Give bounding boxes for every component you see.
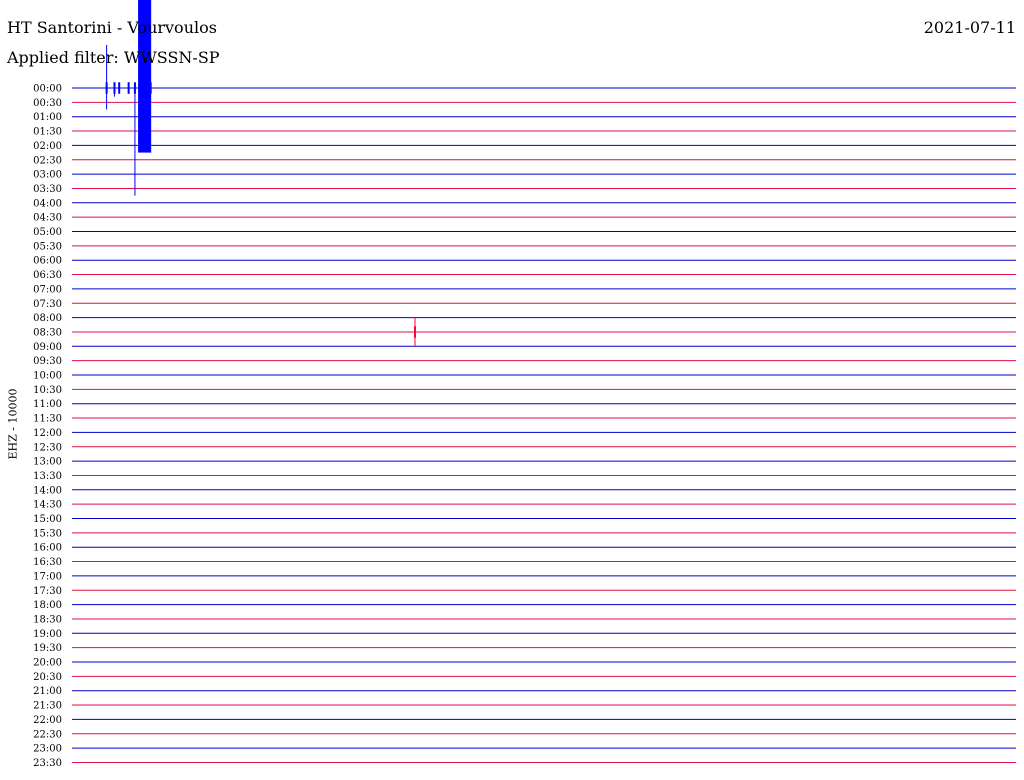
time-label: 11:00: [33, 399, 62, 410]
time-label: 02:00: [33, 141, 62, 152]
seismic-spike-core: [118, 82, 121, 94]
time-label: 20:30: [33, 672, 62, 683]
time-label: 06:30: [33, 270, 62, 281]
time-label: 16:30: [33, 557, 62, 568]
time-label: 00:30: [33, 98, 62, 109]
time-label: 23:00: [33, 744, 62, 755]
time-label: 16:00: [33, 543, 62, 554]
station-title: HT Santorini - Vourvoulos: [7, 18, 217, 37]
time-label: 22:00: [33, 715, 62, 726]
time-label: 18:00: [33, 600, 62, 611]
channel-label: EHZ - 10000: [6, 388, 20, 460]
time-label: 07:30: [33, 299, 62, 310]
time-label: 22:30: [33, 729, 62, 740]
filter-label: Applied filter: WWSSN-SP: [7, 48, 220, 67]
time-label: 08:30: [33, 327, 62, 338]
time-label: 07:00: [33, 284, 62, 295]
time-label: 10:00: [33, 371, 62, 382]
time-labels: 00:00 00:30 01:00 01:30 02:00 02:30 03:00 03:30…: [33, 84, 62, 769]
time-label: 19:00: [33, 629, 62, 640]
time-label: 03:30: [33, 184, 62, 195]
time-label: 17:30: [33, 586, 62, 597]
time-label: 01:00: [33, 112, 62, 123]
time-label: 12:00: [33, 428, 62, 439]
time-label: 13:00: [33, 457, 62, 468]
time-label: 04:30: [33, 213, 62, 224]
time-label: 05:00: [33, 227, 62, 238]
time-label: 23:30: [33, 758, 62, 769]
time-label: 11:30: [33, 414, 62, 425]
time-label: 02:30: [33, 155, 62, 166]
time-label: 08:00: [33, 313, 62, 324]
time-label: 14:00: [33, 485, 62, 496]
seismic-spike-core: [133, 82, 136, 94]
seismic-spike-core: [149, 82, 152, 94]
time-label: 06:00: [33, 256, 62, 267]
seismic-spike-core: [413, 326, 416, 338]
seismic-spike-core: [105, 82, 108, 94]
trace-rows: [72, 87, 1016, 763]
time-label: 09:00: [33, 342, 62, 353]
time-label: 13:30: [33, 471, 62, 482]
time-label: 09:30: [33, 356, 62, 367]
seismic-spike-core: [127, 82, 130, 94]
time-label: 12:30: [33, 442, 62, 453]
seismic-spike-core: [113, 82, 116, 94]
time-label: 00:00: [33, 84, 62, 95]
time-label: 05:30: [33, 241, 62, 252]
time-label: 19:30: [33, 643, 62, 654]
time-label: 21:00: [33, 686, 62, 697]
time-label: 18:30: [33, 614, 62, 625]
helicorder-plot: 00:00 00:30 01:00 01:30 02:00 02:30 03:00 03:30…: [33, 0, 1016, 769]
date-label: 2021-07-11: [923, 18, 1016, 37]
time-label: 17:00: [33, 571, 62, 582]
time-label: 01:30: [33, 127, 62, 138]
time-label: 15:30: [33, 528, 62, 539]
time-label: 14:30: [33, 500, 62, 511]
time-label: 15:00: [33, 514, 62, 525]
time-label: 03:00: [33, 170, 62, 181]
time-label: 10:30: [33, 385, 62, 396]
time-label: 20:00: [33, 658, 62, 669]
time-label: 21:30: [33, 701, 62, 712]
seismic-spike-core: [143, 82, 146, 94]
time-label: 04:00: [33, 198, 62, 209]
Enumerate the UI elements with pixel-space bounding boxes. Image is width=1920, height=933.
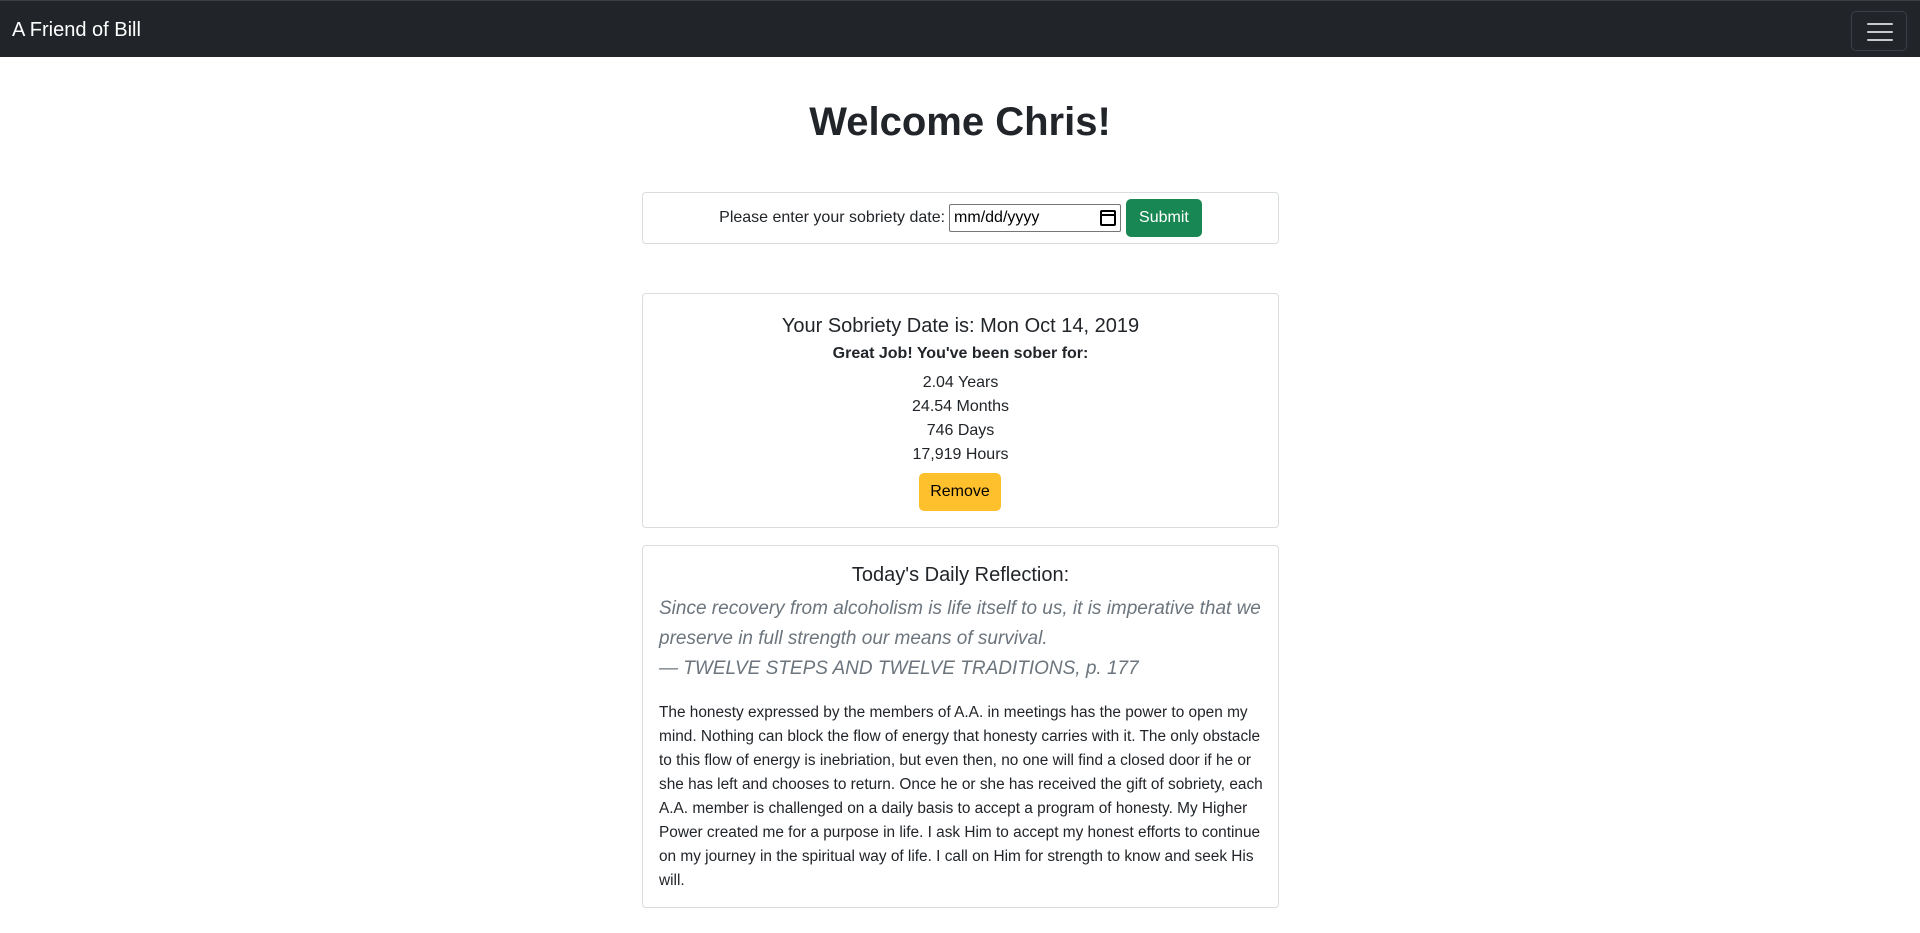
daily-reflection-card: Today's Daily Reflection: Since recovery… <box>642 545 1279 908</box>
calendar-icon[interactable] <box>1100 210 1117 226</box>
date-input-placeholder: mm/dd/yyyy <box>954 209 1040 226</box>
date-form-row: Please enter your sobriety date: mm/dd/y… <box>643 193 1278 243</box>
sobriety-date-input[interactable]: mm/dd/yyyy <box>949 204 1122 232</box>
sobriety-date-form: Please enter your sobriety date: mm/dd/y… <box>642 192 1279 244</box>
stat-years: 2.04 Years <box>922 374 999 391</box>
reflection-heading: Today's Daily Reflection: <box>851 564 1070 586</box>
sobriety-date-label: Please enter your sobriety date: <box>719 209 946 226</box>
top-navbar: A Friend of Bill <box>0 0 1920 57</box>
stat-months: 24.54 Months <box>912 398 1009 415</box>
sober-duration-subheading: Great Job! You've been sober for: <box>832 345 1089 362</box>
hamburger-menu-icon <box>1867 23 1893 41</box>
stat-hours: 17,919 Hours <box>912 446 1009 463</box>
remove-button[interactable]: Remove <box>919 473 1001 511</box>
reflection-source: — TWELVE STEPS AND TWELVE TRADITIONS, p.… <box>659 658 1139 679</box>
navbar-brand[interactable]: A Friend of Bill <box>12 18 141 42</box>
page-title: Welcome Chris! <box>809 100 1111 144</box>
reflection-quote: Since recovery from alcoholism is life i… <box>659 598 1261 649</box>
submit-button[interactable]: Submit <box>1126 199 1202 237</box>
stat-days: 746 Days <box>926 422 995 439</box>
sobriety-date-heading: Your Sobriety Date is: Mon Oct 14, 2019 <box>781 315 1140 337</box>
reflection-body: The honesty expressed by the members of … <box>659 704 1263 889</box>
reflection-quote-block: Since recovery from alcoholism is life i… <box>659 594 1262 684</box>
navbar-toggle-button[interactable] <box>1851 11 1907 51</box>
sobriety-stats-card: Your Sobriety Date is: Mon Oct 14, 2019 … <box>642 293 1279 528</box>
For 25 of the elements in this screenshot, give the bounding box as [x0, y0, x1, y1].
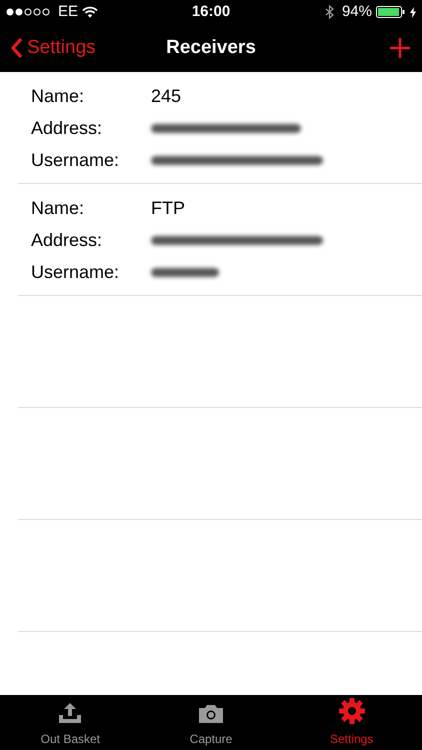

■ ■ ■

## Work to complete
Rewrite all the records with every "seismic-spike-core" replaced by "spike-marker" and everything else left unchanged. Omit the pictures.

## Finished task
Give bounding boxes for every component you see.
time-label: 11:00: [33, 399, 62, 410]
time-label: 02:00: [33, 141, 62, 152]
spike-marker: [118, 82, 121, 94]
time-label: 20:30: [33, 672, 62, 683]
time-label: 06:30: [33, 270, 62, 281]
time-label: 16:30: [33, 557, 62, 568]
time-label: 00:30: [33, 98, 62, 109]
time-label: 23:00: [33, 744, 62, 755]
time-label: 16:00: [33, 543, 62, 554]
station-title: HT Santorini - Vourvoulos: [7, 18, 217, 37]
time-label: 22:00: [33, 715, 62, 726]
time-label: 18:00: [33, 600, 62, 611]
channel-label: EHZ - 10000: [6, 388, 20, 460]
time-label: 07:30: [33, 299, 62, 310]
time-label: 22:30: [33, 729, 62, 740]
filter-label: Applied filter: WWSSN-SP: [7, 48, 220, 67]
time-label: 08:30: [33, 327, 62, 338]
time-label: 07:00: [33, 284, 62, 295]
time-label: 10:00: [33, 371, 62, 382]
time-labels: 00:00 00:30 01:00 01:30 02:00 02:30 03:00 03:30…: [33, 84, 62, 769]
time-label: 19:00: [33, 629, 62, 640]
time-label: 03:30: [33, 184, 62, 195]
time-label: 17:30: [33, 586, 62, 597]
time-label: 01:00: [33, 112, 62, 123]
time-label: 12:00: [33, 428, 62, 439]
time-label: 13:00: [33, 457, 62, 468]
time-label: 04:30: [33, 213, 62, 224]
time-label: 05:00: [33, 227, 62, 238]
time-label: 23:30: [33, 758, 62, 769]
time-label: 11:30: [33, 414, 62, 425]
time-label: 02:30: [33, 155, 62, 166]
time-label: 08:00: [33, 313, 62, 324]
time-label: 14:00: [33, 485, 62, 496]
spike-marker: [133, 82, 136, 94]
spike-marker: [149, 82, 152, 94]
time-label: 06:00: [33, 256, 62, 267]
spike-marker: [413, 326, 416, 338]
spike-marker: [105, 82, 108, 94]
trace-rows: [72, 87, 1016, 763]
time-label: 09:00: [33, 342, 62, 353]
time-label: 13:30: [33, 471, 62, 482]
time-label: 09:30: [33, 356, 62, 367]
spike-marker: [127, 82, 130, 94]
time-label: 12:30: [33, 442, 62, 453]
spike-marker: [113, 82, 116, 94]
time-label: 00:00: [33, 84, 62, 95]
time-label: 05:30: [33, 241, 62, 252]
time-label: 19:30: [33, 643, 62, 654]
time-label: 21:00: [33, 686, 62, 697]
time-label: 18:30: [33, 614, 62, 625]
helicorder-plot: 00:00 00:30 01:00 01:30 02:00 02:30 03:00 03:30…: [33, 0, 1016, 769]
date-label: 2021-07-11: [923, 18, 1016, 37]
time-label: 17:00: [33, 571, 62, 582]
time-label: 01:30: [33, 127, 62, 138]
time-label: 15:30: [33, 528, 62, 539]
time-label: 14:30: [33, 500, 62, 511]
time-label: 15:00: [33, 514, 62, 525]
time-label: 03:00: [33, 170, 62, 181]
time-label: 10:30: [33, 385, 62, 396]
time-label: 20:00: [33, 658, 62, 669]
time-label: 21:30: [33, 701, 62, 712]
spike-marker: [143, 82, 146, 94]
time-label: 04:00: [33, 198, 62, 209]
Enumerate the UI elements with pixel-space bounding boxes. Image is width=1920, height=933.
daily-reflection-card: Today's Daily Reflection: Since recovery… <box>642 545 1279 908</box>
calendar-icon[interactable] <box>1100 210 1117 226</box>
date-input-placeholder: mm/dd/yyyy <box>954 209 1040 226</box>
date-form-row: Please enter your sobriety date: mm/dd/y… <box>643 193 1278 243</box>
sobriety-date-input[interactable]: mm/dd/yyyy <box>949 204 1122 232</box>
sobriety-date-form: Please enter your sobriety date: mm/dd/y… <box>642 192 1279 244</box>
stat-years: 2.04 Years <box>922 374 999 391</box>
reflection-heading: Today's Daily Reflection: <box>851 564 1070 586</box>
sobriety-date-label: Please enter your sobriety date: <box>719 209 946 226</box>
top-navbar: A Friend of Bill <box>0 0 1920 57</box>
stat-months: 24.54 Months <box>912 398 1009 415</box>
sober-duration-subheading: Great Job! You've been sober for: <box>832 345 1089 362</box>
hamburger-menu-icon <box>1867 23 1893 41</box>
stat-hours: 17,919 Hours <box>912 446 1009 463</box>
remove-button[interactable]: Remove <box>919 473 1001 511</box>
reflection-source: — TWELVE STEPS AND TWELVE TRADITIONS, p.… <box>659 658 1139 679</box>
navbar-brand[interactable]: A Friend of Bill <box>12 18 141 42</box>
page-title: Welcome Chris! <box>809 100 1111 144</box>
reflection-quote: Since recovery from alcoholism is life i… <box>659 598 1261 649</box>
submit-button[interactable]: Submit <box>1126 199 1202 237</box>
stat-days: 746 Days <box>926 422 995 439</box>
sobriety-date-heading: Your Sobriety Date is: Mon Oct 14, 2019 <box>781 315 1140 337</box>
reflection-body: The honesty expressed by the members of … <box>659 704 1263 889</box>
reflection-quote-block: Since recovery from alcoholism is life i… <box>659 594 1262 684</box>
navbar-toggle-button[interactable] <box>1851 11 1907 51</box>
sobriety-stats-card: Your Sobriety Date is: Mon Oct 14, 2019 … <box>642 293 1279 528</box>
For 25 of the elements in this screenshot, give the bounding box as [x0, y0, x1, y1].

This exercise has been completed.